[Stored data]
--------------------

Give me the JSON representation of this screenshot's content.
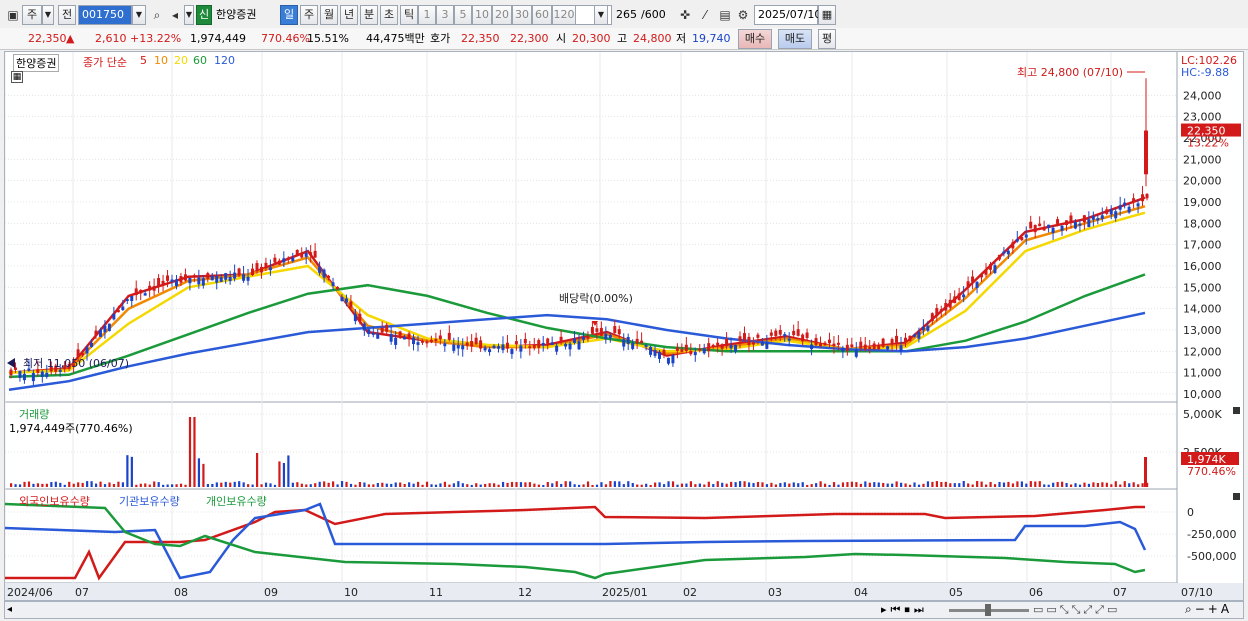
{
  "toolbar": {
    "period_label": "주",
    "prev_label": "전",
    "code": "001750",
    "badge": "신",
    "name": "한양증권",
    "tabs": [
      "일",
      "주",
      "월",
      "년",
      "분",
      "초",
      "틱"
    ],
    "active_tab": "일",
    "nums": [
      "1",
      "3",
      "5",
      "10",
      "20",
      "30",
      "60",
      "120"
    ],
    "count": "265",
    "count_total": "/600",
    "date": "2025/07/10"
  },
  "quote": {
    "price": "22,350",
    "change_arrow": "▲",
    "change": "2,610",
    "change_pct": "+13.22%",
    "volume": "1,974,449",
    "volume_pct": "770.46%",
    "turnover": "15.51%",
    "amount": "44,475백만",
    "ask_label": "호가",
    "ask": "22,350",
    "bid": "22,300",
    "open_label": "시",
    "open": "20,300",
    "high_label": "고",
    "high": "24,800",
    "low_label": "저",
    "low": "19,740",
    "buy": "매수",
    "sell": "매도",
    "eval": "평"
  },
  "legend": {
    "stock": "한양증권",
    "ma_label": "종가 단순",
    "ma_periods": [
      "5",
      "10",
      "20",
      "60",
      "120"
    ],
    "volume_title": "거래량",
    "volume_value": "1,974,449주(770.46%)",
    "holdings": [
      "외국인보유수량",
      "기관보유수량",
      "개인보유수량"
    ]
  },
  "annotations": {
    "high": "최고 24,800 (07/10)",
    "low": "최저 11,050 (06/07)",
    "dividend": "배당락(0.00%)",
    "lc": "LC:102.26",
    "hc": "HC:-9.88",
    "price_tag": "22,350",
    "pct_tag": "13.22%",
    "vol_tag": "1,974K",
    "vol_pct_tag": "770.46%"
  },
  "colors": {
    "up": "#d21a1a",
    "down": "#1a43c8",
    "ma5": "#d21a1a",
    "ma10": "#f08a00",
    "ma20": "#f5d800",
    "ma60": "#1a9a3a",
    "ma120": "#2a5ad8",
    "foreign": "#d21a1a",
    "inst": "#2a5ad8",
    "indiv": "#1a9a3a"
  },
  "chart_data": {
    "type": "line",
    "title": "한양증권",
    "price_axis": [
      "24,000",
      "23,000",
      "22,000",
      "21,000",
      "20,000",
      "19,000",
      "18,000",
      "17,000",
      "16,000",
      "15,000",
      "14,000",
      "13,000",
      "12,000",
      "11,000",
      "10,000"
    ],
    "volume_axis": [
      "5,000K",
      "2,500K"
    ],
    "holdings_axis": [
      "0",
      "-250,000",
      "-500,000"
    ],
    "x_labels": [
      "2024/06",
      "07",
      "08",
      "09",
      "10",
      "11",
      "12",
      "2025/01",
      "02",
      "03",
      "04",
      "05",
      "06",
      "07",
      "07/10"
    ],
    "ylim": [
      10000,
      25000
    ],
    "series": [
      {
        "name": "5",
        "values": [
          11000,
          11200,
          14600,
          15500,
          15600,
          16700,
          12900,
          12500,
          12200,
          12300,
          12900,
          11800,
          12300,
          12700,
          12100,
          12400,
          14900,
          17600,
          18200,
          19200
        ]
      },
      {
        "name": "10",
        "values": [
          11000,
          11150,
          14000,
          15300,
          15600,
          16400,
          13200,
          12500,
          12200,
          12200,
          12800,
          11900,
          12200,
          12600,
          12100,
          12300,
          14500,
          17200,
          18000,
          18800
        ]
      },
      {
        "name": "20",
        "values": [
          11000,
          11100,
          13300,
          15000,
          15500,
          16000,
          13700,
          12600,
          12300,
          12200,
          12600,
          12000,
          12100,
          12500,
          12100,
          12200,
          13900,
          16700,
          17700,
          18500
        ]
      },
      {
        "name": "60",
        "values": [
          10800,
          10900,
          11800,
          12800,
          13800,
          14700,
          15100,
          14600,
          13800,
          13100,
          12600,
          12200,
          12000,
          12000,
          12000,
          12000,
          12500,
          13400,
          14600,
          15600
        ]
      },
      {
        "name": "120",
        "values": [
          10200,
          10600,
          11300,
          11900,
          12400,
          12900,
          13100,
          13300,
          13500,
          13700,
          13500,
          13000,
          12600,
          12300,
          12100,
          12000,
          12200,
          12600,
          13200,
          13800
        ]
      }
    ]
  }
}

--------------------

• What to do: Extract all the entries word for word; omit any pictures.

• Result of the task:
Give me the JSON representation of this screenshot's content.
{
  "toolbar": {
    "period_label": "주",
    "prev_label": "전",
    "code": "001750",
    "badge": "신",
    "name": "한양증권",
    "tabs": [
      "일",
      "주",
      "월",
      "년",
      "분",
      "초",
      "틱"
    ],
    "active_tab": "일",
    "nums": [
      "1",
      "3",
      "5",
      "10",
      "20",
      "30",
      "60",
      "120"
    ],
    "count": "265",
    "count_total": "/600",
    "date": "2025/07/10"
  },
  "quote": {
    "price": "22,350",
    "change_arrow": "▲",
    "change": "2,610",
    "change_pct": "+13.22%",
    "volume": "1,974,449",
    "volume_pct": "770.46%",
    "turnover": "15.51%",
    "amount": "44,475백만",
    "ask_label": "호가",
    "ask": "22,350",
    "bid": "22,300",
    "open_label": "시",
    "open": "20,300",
    "high_label": "고",
    "high": "24,800",
    "low_label": "저",
    "low": "19,740",
    "buy": "매수",
    "sell": "매도",
    "eval": "평"
  },
  "legend": {
    "stock": "한양증권",
    "ma_label": "종가 단순",
    "ma_periods": [
      "5",
      "10",
      "20",
      "60",
      "120"
    ],
    "volume_title": "거래량",
    "volume_value": "1,974,449주(770.46%)",
    "holdings": [
      "외국인보유수량",
      "기관보유수량",
      "개인보유수량"
    ]
  },
  "annotations": {
    "high": "최고 24,800 (07/10)",
    "low": "최저 11,050 (06/07)",
    "dividend": "배당락(0.00%)",
    "lc": "LC:102.26",
    "hc": "HC:-9.88",
    "price_tag": "22,350",
    "pct_tag": "13.22%",
    "vol_tag": "1,974K",
    "vol_pct_tag": "770.46%"
  },
  "colors": {
    "up": "#d21a1a",
    "down": "#1a43c8",
    "ma5": "#d21a1a",
    "ma10": "#f08a00",
    "ma20": "#f5d800",
    "ma60": "#1a9a3a",
    "ma120": "#2a5ad8",
    "foreign": "#d21a1a",
    "inst": "#2a5ad8",
    "indiv": "#1a9a3a"
  },
  "chart_data": {
    "type": "line",
    "title": "한양증권",
    "price_axis": [
      "24,000",
      "23,000",
      "22,000",
      "21,000",
      "20,000",
      "19,000",
      "18,000",
      "17,000",
      "16,000",
      "15,000",
      "14,000",
      "13,000",
      "12,000",
      "11,000",
      "10,000"
    ],
    "volume_axis": [
      "5,000K",
      "2,500K"
    ],
    "holdings_axis": [
      "0",
      "-250,000",
      "-500,000"
    ],
    "x_labels": [
      "2024/06",
      "07",
      "08",
      "09",
      "10",
      "11",
      "12",
      "2025/01",
      "02",
      "03",
      "04",
      "05",
      "06",
      "07",
      "07/10"
    ],
    "ylim": [
      10000,
      25000
    ],
    "series": [
      {
        "name": "5",
        "values": [
          11000,
          11200,
          14600,
          15500,
          15600,
          16700,
          12900,
          12500,
          12200,
          12300,
          12900,
          11800,
          12300,
          12700,
          12100,
          12400,
          14900,
          17600,
          18200,
          19200
        ]
      },
      {
        "name": "10",
        "values": [
          11000,
          11150,
          14000,
          15300,
          15600,
          16400,
          13200,
          12500,
          12200,
          12200,
          12800,
          11900,
          12200,
          12600,
          12100,
          12300,
          14500,
          17200,
          18000,
          18800
        ]
      },
      {
        "name": "20",
        "values": [
          11000,
          11100,
          13300,
          15000,
          15500,
          16000,
          13700,
          12600,
          12300,
          12200,
          12600,
          12000,
          12100,
          12500,
          12100,
          12200,
          13900,
          16700,
          17700,
          18500
        ]
      },
      {
        "name": "60",
        "values": [
          10800,
          10900,
          11800,
          12800,
          13800,
          14700,
          15100,
          14600,
          13800,
          13100,
          12600,
          12200,
          12000,
          12000,
          12000,
          12000,
          12500,
          13400,
          14600,
          15600
        ]
      },
      {
        "name": "120",
        "values": [
          10200,
          10600,
          11300,
          11900,
          12400,
          12900,
          13100,
          13300,
          13500,
          13700,
          13500,
          13000,
          12600,
          12300,
          12100,
          12000,
          12200,
          12600,
          13200,
          13800
        ]
      }
    ]
  }
}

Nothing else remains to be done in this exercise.